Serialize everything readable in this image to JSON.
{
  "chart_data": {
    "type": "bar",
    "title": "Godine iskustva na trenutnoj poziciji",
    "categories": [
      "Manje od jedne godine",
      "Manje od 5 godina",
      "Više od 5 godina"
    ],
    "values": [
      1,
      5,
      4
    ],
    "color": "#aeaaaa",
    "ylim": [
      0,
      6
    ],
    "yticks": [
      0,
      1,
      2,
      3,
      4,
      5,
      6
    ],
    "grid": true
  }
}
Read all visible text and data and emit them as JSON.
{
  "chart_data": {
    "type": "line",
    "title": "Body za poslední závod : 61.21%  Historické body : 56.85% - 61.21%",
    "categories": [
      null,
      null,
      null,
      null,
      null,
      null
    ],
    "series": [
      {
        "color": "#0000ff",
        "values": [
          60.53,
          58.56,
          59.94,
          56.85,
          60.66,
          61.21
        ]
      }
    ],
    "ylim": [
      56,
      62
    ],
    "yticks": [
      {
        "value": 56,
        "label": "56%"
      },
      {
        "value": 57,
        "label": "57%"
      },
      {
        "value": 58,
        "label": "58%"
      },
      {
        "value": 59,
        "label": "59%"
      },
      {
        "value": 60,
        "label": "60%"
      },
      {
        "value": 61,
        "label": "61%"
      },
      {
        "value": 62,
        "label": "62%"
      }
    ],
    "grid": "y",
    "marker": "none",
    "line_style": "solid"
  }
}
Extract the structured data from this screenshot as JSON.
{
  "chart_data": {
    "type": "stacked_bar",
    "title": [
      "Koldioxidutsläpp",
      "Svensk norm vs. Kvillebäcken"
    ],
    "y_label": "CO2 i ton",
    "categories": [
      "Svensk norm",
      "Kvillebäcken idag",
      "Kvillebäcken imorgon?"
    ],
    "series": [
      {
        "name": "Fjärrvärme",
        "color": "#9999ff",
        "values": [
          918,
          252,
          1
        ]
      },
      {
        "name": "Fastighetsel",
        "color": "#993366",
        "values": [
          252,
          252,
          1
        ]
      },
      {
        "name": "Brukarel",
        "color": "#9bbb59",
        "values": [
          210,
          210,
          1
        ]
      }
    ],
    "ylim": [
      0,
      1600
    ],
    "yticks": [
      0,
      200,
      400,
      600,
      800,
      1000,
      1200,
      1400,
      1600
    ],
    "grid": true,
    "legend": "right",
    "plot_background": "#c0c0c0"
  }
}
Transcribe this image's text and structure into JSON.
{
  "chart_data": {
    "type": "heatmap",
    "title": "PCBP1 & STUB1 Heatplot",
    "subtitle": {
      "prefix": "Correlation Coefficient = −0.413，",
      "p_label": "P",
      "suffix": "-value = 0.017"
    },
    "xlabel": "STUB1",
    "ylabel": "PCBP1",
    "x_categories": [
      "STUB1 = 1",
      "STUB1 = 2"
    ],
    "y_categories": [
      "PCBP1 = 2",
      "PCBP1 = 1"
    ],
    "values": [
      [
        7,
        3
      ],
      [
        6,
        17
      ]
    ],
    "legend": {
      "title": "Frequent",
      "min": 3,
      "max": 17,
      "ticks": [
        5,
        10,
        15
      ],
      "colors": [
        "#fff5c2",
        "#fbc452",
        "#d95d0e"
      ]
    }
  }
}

Direction: Write out the entries in full, exactly as given.

Written answer:
Serialize everything readable in this image to JSON.
{
  "chart_data": {
    "type": "bar",
    "title": "Godine iskustva na trenutnoj poziciji",
    "categories": [
      "Manje od jedne godine",
      "Manje od 5 godina",
      "Više od 5 godina"
    ],
    "values": [
      1,
      5,
      4
    ],
    "color": "#aeaaaa",
    "ylim": [
      0,
      6
    ],
    "yticks": [
      0,
      1,
      2,
      3,
      4,
      5,
      6
    ],
    "grid": true
  }
}
Read all visible text and data and emit them as JSON.
{
  "chart_data": {
    "type": "line",
    "title": "Body za poslední závod : 61.21%  Historické body : 56.85% - 61.21%",
    "categories": [
      null,
      null,
      null,
      null,
      null,
      null
    ],
    "series": [
      {
        "color": "#0000ff",
        "values": [
          60.53,
          58.56,
          59.94,
          56.85,
          60.66,
          61.21
        ]
      }
    ],
    "ylim": [
      56,
      62
    ],
    "yticks": [
      {
        "value": 56,
        "label": "56%"
      },
      {
        "value": 57,
        "label": "57%"
      },
      {
        "value": 58,
        "label": "58%"
      },
      {
        "value": 59,
        "label": "59%"
      },
      {
        "value": 60,
        "label": "60%"
      },
      {
        "value": 61,
        "label": "61%"
      },
      {
        "value": 62,
        "label": "62%"
      }
    ],
    "grid": "y",
    "marker": "none",
    "line_style": "solid"
  }
}
Extract the structured data from this screenshot as JSON.
{
  "chart_data": {
    "type": "stacked_bar",
    "title": [
      "Koldioxidutsläpp",
      "Svensk norm vs. Kvillebäcken"
    ],
    "y_label": "CO2 i ton",
    "categories": [
      "Svensk norm",
      "Kvillebäcken idag",
      "Kvillebäcken imorgon?"
    ],
    "series": [
      {
        "name": "Fjärrvärme",
        "color": "#9999ff",
        "values": [
          918,
          252,
          1
        ]
      },
      {
        "name": "Fastighetsel",
        "color": "#993366",
        "values": [
          252,
          252,
          1
        ]
      },
      {
        "name": "Brukarel",
        "color": "#9bbb59",
        "values": [
          210,
          210,
          1
        ]
      }
    ],
    "ylim": [
      0,
      1600
    ],
    "yticks": [
      0,
      200,
      400,
      600,
      800,
      1000,
      1200,
      1400,
      1600
    ],
    "grid": true,
    "legend": "right",
    "plot_background": "#c0c0c0"
  }
}
Transcribe this image's text and structure into JSON.
{
  "chart_data": {
    "type": "heatmap",
    "title": "PCBP1 & STUB1 Heatplot",
    "subtitle": {
      "prefix": "Correlation Coefficient = −0.413，",
      "p_label": "P",
      "suffix": "-value = 0.017"
    },
    "xlabel": "STUB1",
    "ylabel": "PCBP1",
    "x_categories": [
      "STUB1 = 1",
      "STUB1 = 2"
    ],
    "y_categories": [
      "PCBP1 = 2",
      "PCBP1 = 1"
    ],
    "values": [
      [
        7,
        3
      ],
      [
        6,
        17
      ]
    ],
    "legend": {
      "title": "Frequent",
      "min": 3,
      "max": 17,
      "ticks": [
        5,
        10,
        15
      ],
      "colors": [
        "#fff5c2",
        "#fbc452",
        "#d95d0e"
      ]
    }
  }
}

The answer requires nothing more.